Data excerpts
★ ★ ★ ★

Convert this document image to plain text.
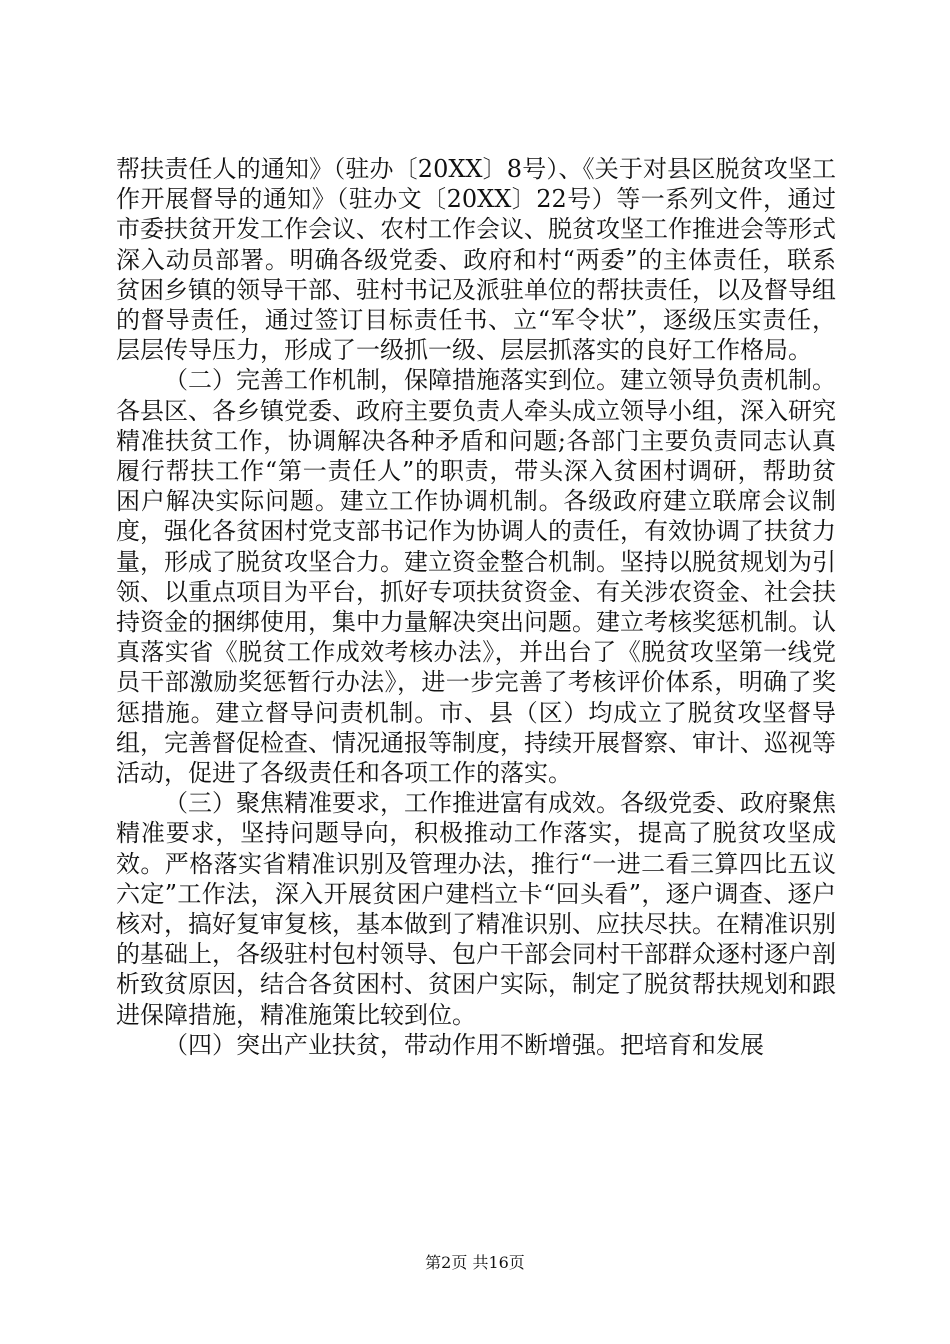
帮扶责任人的通知》（驻办〔20XX〕8号）、《关于对县区脱贫攻坚工作开展督导的通知》（驻办文〔20XX〕22号）等一系列文件，通过市委扶贫开发工作会议、农村工作会议、脱贫攻坚工作推进会等形式深入动员部署。明确各级党委、政府和村“两委”的主体责任，联系贫困乡镇的领导干部、驻村书记及派驻单位的帮扶责任，以及督导组的督导责任，通过签订目标责任书、立“军令状”，逐级压实责任，层层传导压力，形成了一级抓一级、层层抓落实的良好工作格局。

（二）完善工作机制，保障措施落实到位。建立领导负责机制。各县区、各乡镇党委、政府主要负责人牵头成立领导小组，深入研究精准扶贫工作，协调解决各种矛盾和问题;各部门主要负责同志认真履行帮扶工作“第一责任人”的职责，带头深入贫困村调研，帮助贫困户解决实际问题。建立工作协调机制。各级政府建立联席会议制度，强化各贫困村党支部书记作为协调人的责任，有效协调了扶贫力量，形成了脱贫攻坚合力。建立资金整合机制。坚持以脱贫规划为引领、以重点项目为平台，抓好专项扶贫资金、有关涉农资金、社会扶持资金的捆绑使用，集中力量解决突出问题。建立考核奖惩机制。认真落实省《脱贫工作成效考核办法》，并出台了《脱贫攻坚第一线党员干部激励奖惩暂行办法》，进一步完善了考核评价体系，明确了奖惩措施。建立督导问责机制。市、县（区）均成立了脱贫攻坚督导组，完善督促检查、情况通报等制度，持续开展督察、审计、巡视等活动，促进了各级责任和各项工作的落实。

（三）聚焦精准要求，工作推进富有成效。各级党委、政府聚焦精准要求，坚持问题导向，积极推动工作落实，提高了脱贫攻坚成效。严格落实省精准识别及管理办法，推行“一进二看三算四比五议六定”工作法，深入开展贫困户建档立卡“回头看”，逐户调查、逐户核对，搞好复审复核，基本做到了精准识别、应扶尽扶。在精准识别的基础上，各级驻村包村领导、包户干部会同村干部群众逐村逐户剖析致贫原因，结合各贫困村、贫困户实际，制定了脱贫帮扶规划和跟进保障措施，精准施策比较到位。

（四）突出产业扶贫，带动作用不断增强。把培育和发展

第2页 共16页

★ ★ ★ ★

**Exercise details:**
Reproduce all the records verbatim, excluding images.

**Problem solution:**
Convert this document image to plain text.
帮扶责任人的通知》（驻办〔20XX〕8号）、《关于对县区脱贫攻坚工作开展督导的通知》（驻办文〔20XX〕22号）等一系列文件，通过市委扶贫开发工作会议、农村工作会议、脱贫攻坚工作推进会等形式深入动员部署。明确各级党委、政府和村“两委”的主体责任，联系贫困乡镇的领导干部、驻村书记及派驻单位的帮扶责任，以及督导组的督导责任，通过签订目标责任书、立“军令状”，逐级压实责任，层层传导压力，形成了一级抓一级、层层抓落实的良好工作格局。

（二）完善工作机制，保障措施落实到位。建立领导负责机制。各县区、各乡镇党委、政府主要负责人牵头成立领导小组，深入研究精准扶贫工作，协调解决各种矛盾和问题;各部门主要负责同志认真履行帮扶工作“第一责任人”的职责，带头深入贫困村调研，帮助贫困户解决实际问题。建立工作协调机制。各级政府建立联席会议制度，强化各贫困村党支部书记作为协调人的责任，有效协调了扶贫力量，形成了脱贫攻坚合力。建立资金整合机制。坚持以脱贫规划为引领、以重点项目为平台，抓好专项扶贫资金、有关涉农资金、社会扶持资金的捆绑使用，集中力量解决突出问题。建立考核奖惩机制。认真落实省《脱贫工作成效考核办法》，并出台了《脱贫攻坚第一线党员干部激励奖惩暂行办法》，进一步完善了考核评价体系，明确了奖惩措施。建立督导问责机制。市、县（区）均成立了脱贫攻坚督导组，完善督促检查、情况通报等制度，持续开展督察、审计、巡视等活动，促进了各级责任和各项工作的落实。

（三）聚焦精准要求，工作推进富有成效。各级党委、政府聚焦精准要求，坚持问题导向，积极推动工作落实，提高了脱贫攻坚成效。严格落实省精准识别及管理办法，推行“一进二看三算四比五议六定”工作法，深入开展贫困户建档立卡“回头看”，逐户调查、逐户核对，搞好复审复核，基本做到了精准识别、应扶尽扶。在精准识别的基础上，各级驻村包村领导、包户干部会同村干部群众逐村逐户剖析致贫原因，结合各贫困村、贫困户实际，制定了脱贫帮扶规划和跟进保障措施，精准施策比较到位。

（四）突出产业扶贫，带动作用不断增强。把培育和发展

第2页 共16页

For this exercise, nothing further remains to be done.